TASK INSTRUCTIONS.
(a) Using the homelab update text below, answer these:
(i) Which Proxmox VE version became available a few days ago?
(ii) Which three components does the writer want to patch automatically?
(iii) What status should Ceph report before a node is touched?
(b) Repeat word for word the stretch of the homelab update text from "When Proxmox VE" through "of my homelab.".

TEXT SEGMENT.
Intro
In my homelab, updates are one of those things that are easy to postpone.
Not because they are complicated, but because they are manual. I need to connect to the right system, check the state, apply the updates, reboot if needed, verify that everything comes back correctly, and then repeat the same process for the next component.
And because it is manual, I usually keep it for later.
When Proxmox VE 9.1 came out, I already wanted to update my cluster, but not manually. Then Proxmox VE 9.2 became available few days ago, and I still had not built a clean process around it. That was a good trigger to finally start automating updates for the important parts of my homelab.
The larger goal is to simplify and automate patching for several key components:
- Proxmox VE
- OPNsense
- TrueNAS
I decided to start with Proxmox because it is central to the lab, and because a rolling update workflow is a good candidate for automation.
The Tools Involved
The update process is built around a few components I already use in the lab.
Proxmox VE is my virtualization platform. The cluster also uses Ceph, so before touching a node, I want to make sure the cluster is healthy and that Ceph is reporting HEALTH_OK.

ENTRIES SHOWN.

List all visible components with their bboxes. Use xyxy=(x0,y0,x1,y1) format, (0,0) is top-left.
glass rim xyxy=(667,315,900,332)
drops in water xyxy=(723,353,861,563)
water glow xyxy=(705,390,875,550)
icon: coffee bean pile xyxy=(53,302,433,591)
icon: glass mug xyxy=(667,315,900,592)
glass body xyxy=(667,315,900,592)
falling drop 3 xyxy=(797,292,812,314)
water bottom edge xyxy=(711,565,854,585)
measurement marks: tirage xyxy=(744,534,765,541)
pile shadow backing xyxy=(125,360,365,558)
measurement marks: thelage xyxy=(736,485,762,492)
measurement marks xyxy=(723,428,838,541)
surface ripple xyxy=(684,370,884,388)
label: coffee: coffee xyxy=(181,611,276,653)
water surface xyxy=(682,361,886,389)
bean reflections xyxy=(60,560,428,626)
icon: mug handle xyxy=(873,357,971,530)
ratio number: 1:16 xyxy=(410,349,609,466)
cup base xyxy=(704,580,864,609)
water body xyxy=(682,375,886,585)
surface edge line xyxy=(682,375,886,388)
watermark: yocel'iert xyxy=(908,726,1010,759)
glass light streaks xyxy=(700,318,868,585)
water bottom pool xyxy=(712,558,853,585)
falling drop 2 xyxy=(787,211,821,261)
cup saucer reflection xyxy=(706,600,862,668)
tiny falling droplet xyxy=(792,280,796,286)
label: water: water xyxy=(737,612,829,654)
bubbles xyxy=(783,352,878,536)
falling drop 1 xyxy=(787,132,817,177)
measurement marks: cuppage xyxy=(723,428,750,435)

...

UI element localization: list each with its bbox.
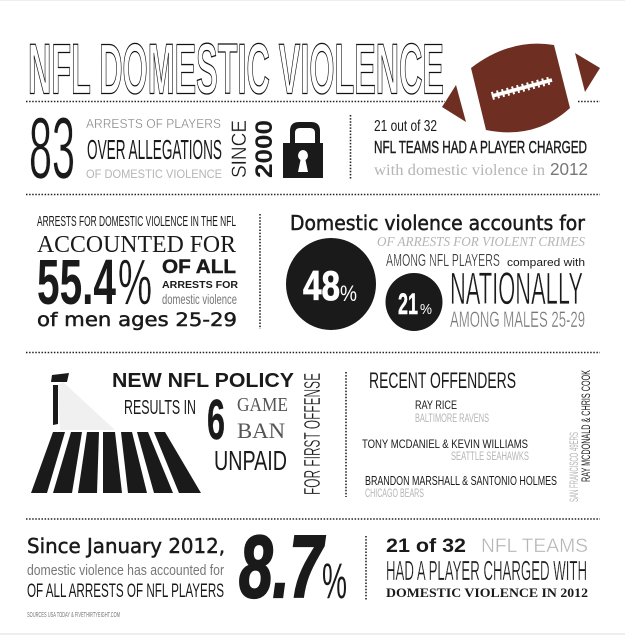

THE ANSWERS.
(a)
(i) Proxmox VE 9.2
(ii) Proxmox VE, OPNsense and TrueNAS
(iii) HEALTH_OK

(b)
When Proxmox VE 9.1 came out, I already wanted to update my cluster, but not manually. Then Proxmox VE 9.2 became available few days ago, and I still had not built a clean process around it. That was a good trigger to finally start automating updates for the important parts of my homelab.